**WORK REQUIRED:** Copy out the data exactly, leaving the pictures behind.

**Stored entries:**
○ ○ ○ ○

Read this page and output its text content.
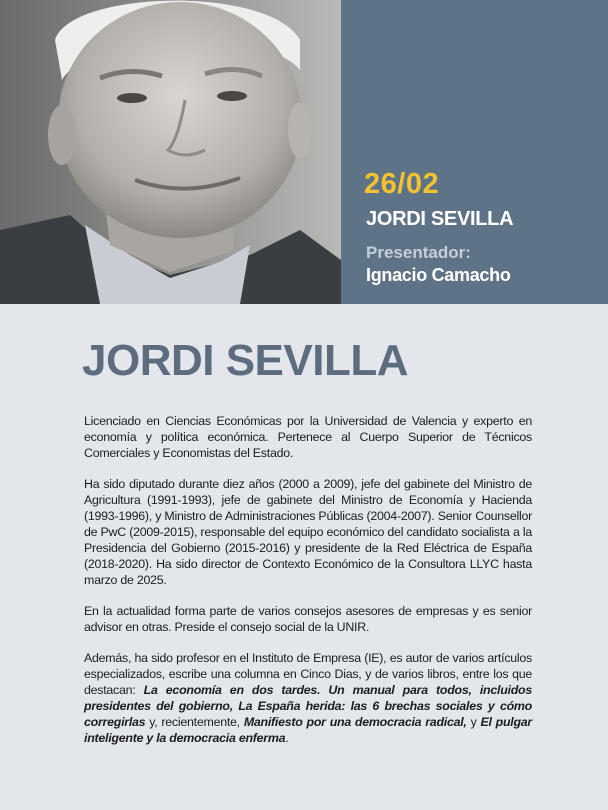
26/02
JORDI SEVILLA
Presentador:
Ignacio Camacho
JORDI SEVILLA

Licenciado en Ciencias Económicas por la Universidad de Valencia y experto en economía y política económica. Pertenece al Cuerpo Superior de Técnicos Comerciales y Economistas del Estado.

Ha sido diputado durante diez años (2000 a 2009), jefe del gabinete del Ministro de Agricultura (1991-1993), jefe de gabinete del Ministro de Economía y Hacienda (1993-1996), y Ministro de Administraciones Públicas (2004-2007). Senior Counsellor de PwC (2009-2015), responsable del equipo económico del candidato socialista a la Presidencia del Gobierno (2015-2016) y presidente de la Red Eléctrica de España (2018-2020). Ha sido director de Contexto Económico de la Consultora LLYC hasta marzo de 2025.

En la actualidad forma parte de varios consejos asesores de empresas y es senior advisor en otras. Preside el consejo social de la UNIR.

Además, ha sido profesor en el Instituto de Empresa (IE), es autor de varios artículos especializados, escribe una columna en Cinco Dias, y de varios libros, entre los que destacan: La economía en dos tardes. Un manual para todos, incluidos presidentes del gobierno, La España herida: las 6 brechas sociales y cómo corregirlas y, recientemente, Manifiesto por una democracia radical, y El pulgar inteligente y la democracia enferma.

○ ○ ○ ○

**SOLUTION FOR THIS TASK:**
Read this page and output its text content.
26/02
JORDI SEVILLA
Presentador:
Ignacio Camacho
JORDI SEVILLA

Licenciado en Ciencias Económicas por la Universidad de Valencia y experto en economía y política económica. Pertenece al Cuerpo Superior de Técnicos Comerciales y Economistas del Estado.

Ha sido diputado durante diez años (2000 a 2009), jefe del gabinete del Ministro de Agricultura (1991-1993), jefe de gabinete del Ministro de Economía y Hacienda (1993-1996), y Ministro de Administraciones Públicas (2004-2007). Senior Counsellor de PwC (2009-2015), responsable del equipo económico del candidato socialista a la Presidencia del Gobierno (2015-2016) y presidente de la Red Eléctrica de España (2018-2020). Ha sido director de Contexto Económico de la Consultora LLYC hasta marzo de 2025.

En la actualidad forma parte de varios consejos asesores de empresas y es senior advisor en otras. Preside el consejo social de la UNIR.

Además, ha sido profesor en el Instituto de Empresa (IE), es autor de varios artículos especializados, escribe una columna en Cinco Dias, y de varios libros, entre los que destacan: La economía en dos tardes. Un manual para todos, incluidos presidentes del gobierno, La España herida: las 6 brechas sociales y cómo corregirlas y, recientemente, Manifiesto por una democracia radical, y El pulgar inteligente y la democracia enferma.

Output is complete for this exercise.